◆ **STATED GOAL**
Where does the string "name" appear in the records? Copy every line that contains it.

########################################

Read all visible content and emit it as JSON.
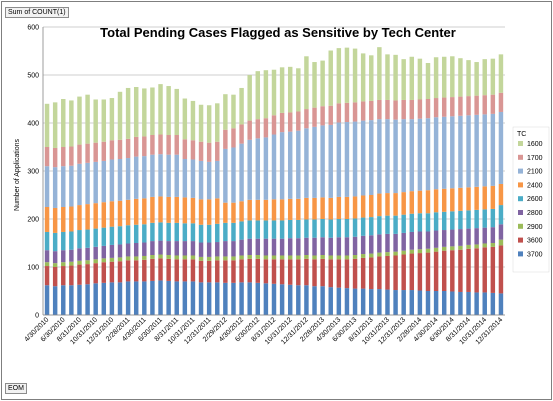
{
  "pivot": {
    "value_field": "Sum of COUNT(1)",
    "axis_field": "EOM"
  },
  "colors": {
    "1600": "#c3d69b",
    "1700": "#d99694",
    "2100": "#95b3d7",
    "2400": "#f79646",
    "2600": "#4bacc6",
    "2800": "#8064a2",
    "2900": "#9bbb59",
    "3600": "#c0504d",
    "3700": "#4f81bd"
  },
  "chart_data": {
    "type": "bar",
    "stacked": true,
    "title": "Total Pending Cases Flagged as Sensitive by Tech Center",
    "ylabel": "Number of Applications",
    "xlabel": "",
    "ylim": [
      0,
      600
    ],
    "yticks": [
      0,
      100,
      200,
      300,
      400,
      500,
      600
    ],
    "grid": true,
    "legend_title": "TC",
    "legend_position": "right",
    "x_tick_labels": [
      "4/30/2010",
      "6/30/2010",
      "8/31/2010",
      "10/31/2010",
      "12/31/2010",
      "2/28/2011",
      "4/30/2011",
      "6/30/2011",
      "8/31/2011",
      "10/31/2011",
      "12/31/2011",
      "2/29/2012",
      "4/30/2012",
      "6/30/2012",
      "8/31/2012",
      "10/31/2012",
      "12/31/2012",
      "2/28/2013",
      "4/30/2013",
      "6/30/2013",
      "8/31/2013",
      "10/31/2013",
      "12/31/2013",
      "2/28/2014",
      "4/30/2014",
      "6/30/2014",
      "8/31/2014",
      "10/31/2014",
      "12/31/2014"
    ],
    "categories": [
      "4/30/2010",
      "5/31/2010",
      "6/30/2010",
      "7/31/2010",
      "8/31/2010",
      "9/30/2010",
      "10/31/2010",
      "11/30/2010",
      "12/31/2010",
      "1/31/2011",
      "2/28/2011",
      "3/31/2011",
      "4/30/2011",
      "5/31/2011",
      "6/30/2011",
      "7/31/2011",
      "8/31/2011",
      "9/30/2011",
      "10/31/2011",
      "11/30/2011",
      "12/31/2011",
      "1/31/2012",
      "2/29/2012",
      "3/31/2012",
      "4/30/2012",
      "5/31/2012",
      "6/30/2012",
      "7/31/2012",
      "8/31/2012",
      "9/30/2012",
      "10/31/2012",
      "11/30/2012",
      "12/31/2012",
      "1/31/2013",
      "2/28/2013",
      "3/31/2013",
      "4/30/2013",
      "5/31/2013",
      "6/30/2013",
      "7/31/2013",
      "8/31/2013",
      "9/30/2013",
      "10/31/2013",
      "11/30/2013",
      "12/31/2013",
      "1/31/2014",
      "2/28/2014",
      "3/31/2014",
      "4/30/2014",
      "5/31/2014",
      "6/30/2014",
      "7/31/2014",
      "8/31/2014",
      "9/30/2014",
      "10/31/2014",
      "11/30/2014",
      "12/31/2014"
    ],
    "series": [
      {
        "name": "3700",
        "values": [
          62,
          60,
          62,
          62,
          63,
          64,
          66,
          67,
          68,
          68,
          70,
          70,
          70,
          71,
          72,
          71,
          70,
          70,
          70,
          68,
          68,
          68,
          67,
          67,
          68,
          68,
          67,
          66,
          65,
          64,
          63,
          62,
          62,
          60,
          60,
          58,
          57,
          56,
          55,
          55,
          54,
          54,
          53,
          52,
          52,
          52,
          51,
          50,
          50,
          50,
          49,
          48,
          48,
          47,
          47,
          46,
          45
        ]
      },
      {
        "name": "3600",
        "values": [
          40,
          40,
          40,
          41,
          42,
          42,
          42,
          43,
          43,
          44,
          44,
          44,
          45,
          46,
          46,
          46,
          46,
          46,
          46,
          45,
          45,
          46,
          47,
          47,
          48,
          49,
          50,
          50,
          51,
          52,
          53,
          54,
          55,
          56,
          57,
          58,
          59,
          60,
          62,
          64,
          66,
          68,
          70,
          72,
          74,
          76,
          78,
          80,
          82,
          84,
          86,
          88,
          90,
          92,
          94,
          96,
          100
        ]
      },
      {
        "name": "2900",
        "values": [
          8,
          8,
          8,
          8,
          8,
          8,
          8,
          8,
          8,
          8,
          8,
          8,
          8,
          8,
          8,
          8,
          8,
          8,
          8,
          8,
          8,
          8,
          8,
          8,
          8,
          8,
          8,
          8,
          8,
          8,
          8,
          8,
          8,
          8,
          8,
          8,
          8,
          8,
          8,
          8,
          8,
          8,
          8,
          8,
          8,
          8,
          8,
          8,
          8,
          8,
          8,
          8,
          8,
          8,
          8,
          8,
          12
        ]
      },
      {
        "name": "2800",
        "values": [
          25,
          25,
          25,
          25,
          26,
          26,
          26,
          26,
          27,
          27,
          27,
          28,
          28,
          29,
          29,
          29,
          30,
          30,
          30,
          30,
          30,
          30,
          32,
          32,
          33,
          34,
          34,
          35,
          35,
          35,
          36,
          36,
          36,
          37,
          37,
          37,
          38,
          38,
          38,
          38,
          38,
          38,
          38,
          37,
          37,
          37,
          37,
          36,
          36,
          35,
          35,
          35,
          34,
          34,
          33,
          33,
          32
        ]
      },
      {
        "name": "2600",
        "values": [
          38,
          38,
          38,
          38,
          38,
          38,
          38,
          38,
          38,
          38,
          38,
          38,
          38,
          38,
          38,
          38,
          38,
          37,
          37,
          37,
          37,
          38,
          38,
          38,
          38,
          38,
          38,
          38,
          38,
          38,
          38,
          38,
          38,
          38,
          38,
          38,
          38,
          38,
          38,
          38,
          38,
          38,
          38,
          38,
          38,
          38,
          38,
          38,
          38,
          38,
          38,
          38,
          38,
          38,
          38,
          38,
          40
        ]
      },
      {
        "name": "2400",
        "values": [
          52,
          52,
          52,
          52,
          52,
          53,
          53,
          53,
          53,
          53,
          53,
          54,
          54,
          54,
          54,
          54,
          54,
          54,
          53,
          53,
          53,
          53,
          42,
          42,
          42,
          43,
          43,
          43,
          44,
          44,
          44,
          44,
          45,
          45,
          45,
          45,
          46,
          46,
          46,
          46,
          46,
          47,
          47,
          47,
          47,
          47,
          47,
          48,
          48,
          48,
          48,
          48,
          48,
          48,
          48,
          48,
          44
        ]
      },
      {
        "name": "2100",
        "values": [
          85,
          85,
          85,
          85,
          86,
          86,
          86,
          86,
          87,
          87,
          87,
          88,
          88,
          88,
          88,
          88,
          88,
          80,
          80,
          80,
          78,
          78,
          112,
          115,
          120,
          125,
          128,
          130,
          135,
          140,
          140,
          142,
          145,
          148,
          150,
          152,
          155,
          156,
          156,
          156,
          156,
          155,
          154,
          153,
          152,
          150,
          150,
          150,
          150,
          150,
          150,
          150,
          150,
          150,
          150,
          150,
          150
        ]
      },
      {
        "name": "1700",
        "values": [
          40,
          40,
          40,
          40,
          40,
          40,
          40,
          40,
          40,
          40,
          40,
          41,
          41,
          41,
          41,
          41,
          41,
          41,
          40,
          40,
          40,
          40,
          40,
          40,
          40,
          40,
          40,
          40,
          40,
          40,
          40,
          40,
          40,
          40,
          40,
          40,
          40,
          40,
          40,
          40,
          40,
          40,
          40,
          40,
          40,
          40,
          40,
          40,
          40,
          40,
          40,
          40,
          40,
          40,
          40,
          40,
          40
        ]
      },
      {
        "name": "1600",
        "values": [
          90,
          95,
          100,
          96,
          100,
          102,
          90,
          88,
          88,
          100,
          106,
          104,
          100,
          99,
          105,
          102,
          96,
          85,
          82,
          77,
          78,
          80,
          74,
          70,
          76,
          95,
          100,
          100,
          95,
          95,
          95,
          90,
          110,
          95,
          95,
          115,
          115,
          115,
          112,
          100,
          95,
          110,
          95,
          95,
          85,
          90,
          85,
          75,
          85,
          85,
          85,
          80,
          75,
          70,
          75,
          75,
          80
        ]
      }
    ]
  }
}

########################################

◆ **WRITTEN RESPONSE**
        "name": "3700",
        "name": "3600",
        "name": "2900",
        "name": "2800",
        "name": "2600",
        "name": "2400",
        "name": "2100",
        "name": "1700",
        "name": "1600",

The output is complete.